* _Task to carry out_
Below is a block of records: output all of them exactly and leave out the pictures.

* _Supplied material_
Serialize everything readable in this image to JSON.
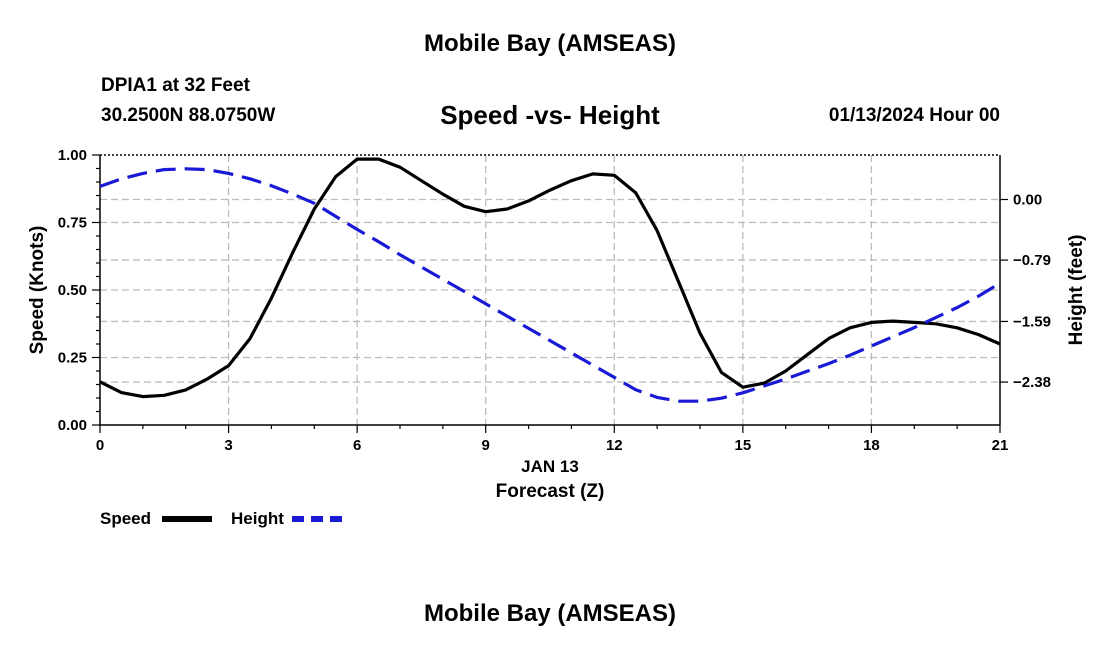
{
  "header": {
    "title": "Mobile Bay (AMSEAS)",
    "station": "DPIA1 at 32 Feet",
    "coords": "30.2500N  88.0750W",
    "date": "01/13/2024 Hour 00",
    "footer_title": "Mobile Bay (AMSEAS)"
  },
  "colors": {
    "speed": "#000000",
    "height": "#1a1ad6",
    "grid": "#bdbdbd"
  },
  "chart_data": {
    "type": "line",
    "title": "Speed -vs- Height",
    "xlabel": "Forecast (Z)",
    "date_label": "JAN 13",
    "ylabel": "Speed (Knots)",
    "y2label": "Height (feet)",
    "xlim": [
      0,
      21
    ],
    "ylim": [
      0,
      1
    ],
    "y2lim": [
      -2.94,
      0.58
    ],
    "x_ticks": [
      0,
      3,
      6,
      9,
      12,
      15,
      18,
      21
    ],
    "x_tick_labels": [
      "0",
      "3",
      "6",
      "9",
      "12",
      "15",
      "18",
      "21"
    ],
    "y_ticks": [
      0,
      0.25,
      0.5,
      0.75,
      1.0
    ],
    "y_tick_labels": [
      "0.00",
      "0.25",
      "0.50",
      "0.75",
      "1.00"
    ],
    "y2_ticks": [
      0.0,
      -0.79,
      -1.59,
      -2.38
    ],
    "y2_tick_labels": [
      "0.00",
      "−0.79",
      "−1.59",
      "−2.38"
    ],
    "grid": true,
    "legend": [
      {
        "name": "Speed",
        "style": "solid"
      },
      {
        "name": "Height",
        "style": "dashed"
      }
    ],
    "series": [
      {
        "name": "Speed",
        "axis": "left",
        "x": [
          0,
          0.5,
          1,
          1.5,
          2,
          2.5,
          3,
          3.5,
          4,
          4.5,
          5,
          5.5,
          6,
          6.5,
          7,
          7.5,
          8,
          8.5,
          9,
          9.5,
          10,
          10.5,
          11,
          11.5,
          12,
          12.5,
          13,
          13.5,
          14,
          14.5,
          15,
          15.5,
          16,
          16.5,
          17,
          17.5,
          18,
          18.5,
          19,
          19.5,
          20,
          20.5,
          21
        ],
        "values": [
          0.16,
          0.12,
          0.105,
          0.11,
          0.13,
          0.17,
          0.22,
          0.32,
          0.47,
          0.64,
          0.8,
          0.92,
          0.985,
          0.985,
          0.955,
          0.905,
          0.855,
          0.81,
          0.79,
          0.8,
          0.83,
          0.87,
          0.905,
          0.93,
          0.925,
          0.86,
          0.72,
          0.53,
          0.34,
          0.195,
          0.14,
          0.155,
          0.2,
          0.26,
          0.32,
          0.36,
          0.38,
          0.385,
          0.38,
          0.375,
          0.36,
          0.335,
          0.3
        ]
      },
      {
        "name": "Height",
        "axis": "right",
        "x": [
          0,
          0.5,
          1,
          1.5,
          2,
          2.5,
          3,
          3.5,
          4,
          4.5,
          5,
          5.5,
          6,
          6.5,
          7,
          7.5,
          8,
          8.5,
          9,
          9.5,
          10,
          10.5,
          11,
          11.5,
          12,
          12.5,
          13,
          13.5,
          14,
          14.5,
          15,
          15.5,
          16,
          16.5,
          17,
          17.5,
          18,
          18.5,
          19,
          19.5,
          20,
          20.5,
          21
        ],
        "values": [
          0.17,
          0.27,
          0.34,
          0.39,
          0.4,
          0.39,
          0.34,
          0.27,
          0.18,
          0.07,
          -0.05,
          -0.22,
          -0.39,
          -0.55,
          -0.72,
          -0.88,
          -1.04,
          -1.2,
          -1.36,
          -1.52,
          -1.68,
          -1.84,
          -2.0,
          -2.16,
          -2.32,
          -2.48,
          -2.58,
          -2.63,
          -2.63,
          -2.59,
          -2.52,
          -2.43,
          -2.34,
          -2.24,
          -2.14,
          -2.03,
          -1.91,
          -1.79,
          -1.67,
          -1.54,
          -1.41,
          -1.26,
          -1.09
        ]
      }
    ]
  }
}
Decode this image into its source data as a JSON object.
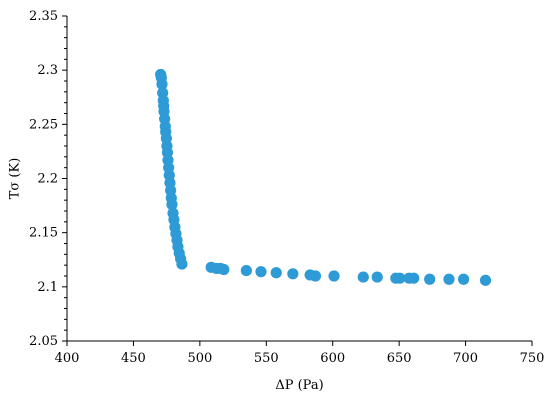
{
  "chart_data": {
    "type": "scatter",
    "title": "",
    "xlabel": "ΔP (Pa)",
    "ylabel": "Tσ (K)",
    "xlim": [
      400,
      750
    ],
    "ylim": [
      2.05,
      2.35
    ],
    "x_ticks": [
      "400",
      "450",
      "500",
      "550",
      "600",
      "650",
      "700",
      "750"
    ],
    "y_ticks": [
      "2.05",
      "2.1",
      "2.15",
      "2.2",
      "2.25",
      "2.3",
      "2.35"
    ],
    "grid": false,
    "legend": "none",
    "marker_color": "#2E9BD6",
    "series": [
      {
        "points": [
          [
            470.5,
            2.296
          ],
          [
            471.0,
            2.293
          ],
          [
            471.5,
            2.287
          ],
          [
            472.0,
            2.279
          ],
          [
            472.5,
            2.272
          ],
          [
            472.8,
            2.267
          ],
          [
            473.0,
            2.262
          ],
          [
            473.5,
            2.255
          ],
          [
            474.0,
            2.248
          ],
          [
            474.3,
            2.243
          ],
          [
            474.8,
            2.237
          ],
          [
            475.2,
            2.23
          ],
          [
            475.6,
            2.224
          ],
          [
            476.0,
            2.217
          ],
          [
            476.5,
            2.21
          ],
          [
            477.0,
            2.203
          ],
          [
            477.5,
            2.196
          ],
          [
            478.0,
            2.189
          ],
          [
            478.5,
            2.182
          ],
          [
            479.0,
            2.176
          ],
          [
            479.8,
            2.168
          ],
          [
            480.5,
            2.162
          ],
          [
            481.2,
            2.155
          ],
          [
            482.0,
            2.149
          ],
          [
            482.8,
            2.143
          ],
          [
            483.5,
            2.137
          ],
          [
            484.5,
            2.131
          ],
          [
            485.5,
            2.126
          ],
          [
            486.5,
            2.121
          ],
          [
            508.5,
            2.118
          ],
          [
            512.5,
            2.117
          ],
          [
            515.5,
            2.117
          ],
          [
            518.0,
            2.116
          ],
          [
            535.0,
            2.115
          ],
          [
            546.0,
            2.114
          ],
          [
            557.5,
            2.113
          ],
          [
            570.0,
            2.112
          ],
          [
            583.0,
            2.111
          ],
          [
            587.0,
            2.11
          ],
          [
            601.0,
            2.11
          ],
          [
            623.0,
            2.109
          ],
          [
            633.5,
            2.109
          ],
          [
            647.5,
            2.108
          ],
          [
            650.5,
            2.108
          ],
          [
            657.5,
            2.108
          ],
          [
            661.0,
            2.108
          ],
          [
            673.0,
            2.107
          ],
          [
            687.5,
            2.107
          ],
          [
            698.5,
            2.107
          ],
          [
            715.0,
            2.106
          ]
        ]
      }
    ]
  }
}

* _Reply to the exercise_
Serialize everything readable in this image to JSON.
{
  "header": {
    "title": "Mobile Bay (AMSEAS)",
    "station": "DPIA1 at 32 Feet",
    "coords": "30.2500N  88.0750W",
    "date": "01/13/2024 Hour 00",
    "footer_title": "Mobile Bay (AMSEAS)"
  },
  "colors": {
    "speed": "#000000",
    "height": "#1a1ad6",
    "grid": "#bdbdbd"
  },
  "chart_data": {
    "type": "line",
    "title": "Speed -vs- Height",
    "xlabel": "Forecast (Z)",
    "date_label": "JAN 13",
    "ylabel": "Speed (Knots)",
    "y2label": "Height (feet)",
    "xlim": [
      0,
      21
    ],
    "ylim": [
      0,
      1
    ],
    "y2lim": [
      -2.94,
      0.58
    ],
    "x_ticks": [
      0,
      3,
      6,
      9,
      12,
      15,
      18,
      21
    ],
    "x_tick_labels": [
      "0",
      "3",
      "6",
      "9",
      "12",
      "15",
      "18",
      "21"
    ],
    "y_ticks": [
      0,
      0.25,
      0.5,
      0.75,
      1.0
    ],
    "y_tick_labels": [
      "0.00",
      "0.25",
      "0.50",
      "0.75",
      "1.00"
    ],
    "y2_ticks": [
      0.0,
      -0.79,
      -1.59,
      -2.38
    ],
    "y2_tick_labels": [
      "0.00",
      "−0.79",
      "−1.59",
      "−2.38"
    ],
    "grid": true,
    "legend": [
      {
        "name": "Speed",
        "style": "solid"
      },
      {
        "name": "Height",
        "style": "dashed"
      }
    ],
    "series": [
      {
        "name": "Speed",
        "axis": "left",
        "x": [
          0,
          0.5,
          1,
          1.5,
          2,
          2.5,
          3,
          3.5,
          4,
          4.5,
          5,
          5.5,
          6,
          6.5,
          7,
          7.5,
          8,
          8.5,
          9,
          9.5,
          10,
          10.5,
          11,
          11.5,
          12,
          12.5,
          13,
          13.5,
          14,
          14.5,
          15,
          15.5,
          16,
          16.5,
          17,
          17.5,
          18,
          18.5,
          19,
          19.5,
          20,
          20.5,
          21
        ],
        "values": [
          0.16,
          0.12,
          0.105,
          0.11,
          0.13,
          0.17,
          0.22,
          0.32,
          0.47,
          0.64,
          0.8,
          0.92,
          0.985,
          0.985,
          0.955,
          0.905,
          0.855,
          0.81,
          0.79,
          0.8,
          0.83,
          0.87,
          0.905,
          0.93,
          0.925,
          0.86,
          0.72,
          0.53,
          0.34,
          0.195,
          0.14,
          0.155,
          0.2,
          0.26,
          0.32,
          0.36,
          0.38,
          0.385,
          0.38,
          0.375,
          0.36,
          0.335,
          0.3
        ]
      },
      {
        "name": "Height",
        "axis": "right",
        "x": [
          0,
          0.5,
          1,
          1.5,
          2,
          2.5,
          3,
          3.5,
          4,
          4.5,
          5,
          5.5,
          6,
          6.5,
          7,
          7.5,
          8,
          8.5,
          9,
          9.5,
          10,
          10.5,
          11,
          11.5,
          12,
          12.5,
          13,
          13.5,
          14,
          14.5,
          15,
          15.5,
          16,
          16.5,
          17,
          17.5,
          18,
          18.5,
          19,
          19.5,
          20,
          20.5,
          21
        ],
        "values": [
          0.17,
          0.27,
          0.34,
          0.39,
          0.4,
          0.39,
          0.34,
          0.27,
          0.18,
          0.07,
          -0.05,
          -0.22,
          -0.39,
          -0.55,
          -0.72,
          -0.88,
          -1.04,
          -1.2,
          -1.36,
          -1.52,
          -1.68,
          -1.84,
          -2.0,
          -2.16,
          -2.32,
          -2.48,
          -2.58,
          -2.63,
          -2.63,
          -2.59,
          -2.52,
          -2.43,
          -2.34,
          -2.24,
          -2.14,
          -2.03,
          -1.91,
          -1.79,
          -1.67,
          -1.54,
          -1.41,
          -1.26,
          -1.09
        ]
      }
    ]
  }
}
Decode this image into its source data as a JSON object.
{
  "chart_data": {
    "type": "scatter",
    "title": "",
    "xlabel": "ΔP (Pa)",
    "ylabel": "Tσ (K)",
    "xlim": [
      400,
      750
    ],
    "ylim": [
      2.05,
      2.35
    ],
    "x_ticks": [
      "400",
      "450",
      "500",
      "550",
      "600",
      "650",
      "700",
      "750"
    ],
    "y_ticks": [
      "2.05",
      "2.1",
      "2.15",
      "2.2",
      "2.25",
      "2.3",
      "2.35"
    ],
    "grid": false,
    "legend": "none",
    "marker_color": "#2E9BD6",
    "series": [
      {
        "points": [
          [
            470.5,
            2.296
          ],
          [
            471.0,
            2.293
          ],
          [
            471.5,
            2.287
          ],
          [
            472.0,
            2.279
          ],
          [
            472.5,
            2.272
          ],
          [
            472.8,
            2.267
          ],
          [
            473.0,
            2.262
          ],
          [
            473.5,
            2.255
          ],
          [
            474.0,
            2.248
          ],
          [
            474.3,
            2.243
          ],
          [
            474.8,
            2.237
          ],
          [
            475.2,
            2.23
          ],
          [
            475.6,
            2.224
          ],
          [
            476.0,
            2.217
          ],
          [
            476.5,
            2.21
          ],
          [
            477.0,
            2.203
          ],
          [
            477.5,
            2.196
          ],
          [
            478.0,
            2.189
          ],
          [
            478.5,
            2.182
          ],
          [
            479.0,
            2.176
          ],
          [
            479.8,
            2.168
          ],
          [
            480.5,
            2.162
          ],
          [
            481.2,
            2.155
          ],
          [
            482.0,
            2.149
          ],
          [
            482.8,
            2.143
          ],
          [
            483.5,
            2.137
          ],
          [
            484.5,
            2.131
          ],
          [
            485.5,
            2.126
          ],
          [
            486.5,
            2.121
          ],
          [
            508.5,
            2.118
          ],
          [
            512.5,
            2.117
          ],
          [
            515.5,
            2.117
          ],
          [
            518.0,
            2.116
          ],
          [
            535.0,
            2.115
          ],
          [
            546.0,
            2.114
          ],
          [
            557.5,
            2.113
          ],
          [
            570.0,
            2.112
          ],
          [
            583.0,
            2.111
          ],
          [
            587.0,
            2.11
          ],
          [
            601.0,
            2.11
          ],
          [
            623.0,
            2.109
          ],
          [
            633.5,
            2.109
          ],
          [
            647.5,
            2.108
          ],
          [
            650.5,
            2.108
          ],
          [
            657.5,
            2.108
          ],
          [
            661.0,
            2.108
          ],
          [
            673.0,
            2.107
          ],
          [
            687.5,
            2.107
          ],
          [
            698.5,
            2.107
          ],
          [
            715.0,
            2.106
          ]
        ]
      }
    ]
  }
}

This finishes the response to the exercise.